*** Document excerpt ***

Receipt of the letter was acknowledged by Mr. Paniagua on October 20, 1971, and then it was forwarded, along with the supporting documents, to GSA regional counsel in Ft. Worth, Texas, on the same date. GSA regional counsel in turn forwarded it to the Federal Aviation Administration Aeronautical Center in Oklahoma City, Oklahoma, on February 3, 1972. Regional counsel, on the same day, acknowledged receipt of plaintiff's letter. On February 9, 1972, the Federal Aviation Administration, through one of its Operations Branch Chiefs, acknowledged receipt of appellee's letter and forwarded four copies of Standard Form 95, "Claim for Damage or Injury," to his counsel, with a request that they be completed and returned.

The executed "Claim for Damage or Injury," dated May 4, 1972, was received by the FAA on June 28, 1972. By letter of July 20, 1972, appellee's claim was denied, on the ground that the claim was filed more than two years after the accident occurred and was therefore barred by the two-year statute of limitations on tort claims against the United States.

***

:: Required task A ::
List every full calendar date given in the tort claim excerpt.
:: Required task B ::
According to the tort claim excerpt, on what ground was the claim denied?
:: Required task C ::
Write the next part of the tort claim excerpt, starting after its final sentence.

*** Rows ***

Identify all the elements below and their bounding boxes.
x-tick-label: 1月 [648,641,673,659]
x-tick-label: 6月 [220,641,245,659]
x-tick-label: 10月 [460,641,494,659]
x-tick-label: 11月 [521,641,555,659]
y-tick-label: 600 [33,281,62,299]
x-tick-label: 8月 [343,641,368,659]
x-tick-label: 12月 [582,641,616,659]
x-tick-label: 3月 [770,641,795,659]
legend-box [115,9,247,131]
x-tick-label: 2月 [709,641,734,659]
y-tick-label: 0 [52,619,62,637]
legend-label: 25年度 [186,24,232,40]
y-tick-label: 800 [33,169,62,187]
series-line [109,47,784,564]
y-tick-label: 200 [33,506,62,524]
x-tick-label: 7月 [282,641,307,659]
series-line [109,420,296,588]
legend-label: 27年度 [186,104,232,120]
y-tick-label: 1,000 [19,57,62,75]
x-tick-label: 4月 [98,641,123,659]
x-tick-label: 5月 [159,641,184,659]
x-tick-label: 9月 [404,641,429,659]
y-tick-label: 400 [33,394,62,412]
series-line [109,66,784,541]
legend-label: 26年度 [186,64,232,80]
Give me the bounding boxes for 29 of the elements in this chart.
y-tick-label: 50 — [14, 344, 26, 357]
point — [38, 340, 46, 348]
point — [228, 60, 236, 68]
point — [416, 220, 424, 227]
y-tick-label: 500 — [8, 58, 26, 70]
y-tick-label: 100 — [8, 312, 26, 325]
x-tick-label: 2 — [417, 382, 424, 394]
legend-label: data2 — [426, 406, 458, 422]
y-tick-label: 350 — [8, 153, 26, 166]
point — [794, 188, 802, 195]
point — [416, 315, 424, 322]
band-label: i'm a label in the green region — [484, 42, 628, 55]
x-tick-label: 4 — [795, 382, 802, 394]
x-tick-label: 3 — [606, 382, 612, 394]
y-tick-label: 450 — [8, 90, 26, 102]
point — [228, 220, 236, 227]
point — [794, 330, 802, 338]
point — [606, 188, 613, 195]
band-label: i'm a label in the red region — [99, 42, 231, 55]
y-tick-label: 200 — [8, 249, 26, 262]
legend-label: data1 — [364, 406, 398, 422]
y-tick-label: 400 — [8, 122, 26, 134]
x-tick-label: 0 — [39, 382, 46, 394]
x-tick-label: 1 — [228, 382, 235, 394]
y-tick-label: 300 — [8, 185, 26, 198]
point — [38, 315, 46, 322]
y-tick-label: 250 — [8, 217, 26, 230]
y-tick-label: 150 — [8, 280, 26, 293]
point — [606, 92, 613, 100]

***

:: Task result A ::
October 20, 1971
February 3, 1972
February 9, 1972
May 4, 1972
June 28, 1972
July 20, 1972

:: Task result B ::
The claim was filed more than two years after the accident, so the two-year statute of limitations on tort claims against the United States barred it.

:: Task result C ::
On November 16, 1972, appellee initiated this suit against the United States pursuant to 28 U.S.C. § 1346(b). The Government moved to dismiss, contending that the cause of action was barred by the two-year limitation for presenting claims in tort as provided by 28 U.S.C. §§ 2401(b), 2675(a), and by 28 C.F.R. 14.2. The district court rejected the statute of limitations defense and, after a trial on the merits, held that the Government driver was negligent in the operation of his vehicle. Damages of $20,000.00 were awarded. This appeal followed.

The single question for us on appeal is whether plaintiff's claim was barred by the statute of limitations under the Tort Claims Act.

28 U.S.C. § 2401(b) (1970), as amended in 1966, embodies the statute of limitations applicable to this case:

A tort claim against the United States shall be forever barred unless it is presented in writing to the appropriate Federal agency within two years after such claim accrues or unless action is begun within six months after the date of mailing, by certified or registered mail, of notice of final denial of the claim by the agency to which it was presented.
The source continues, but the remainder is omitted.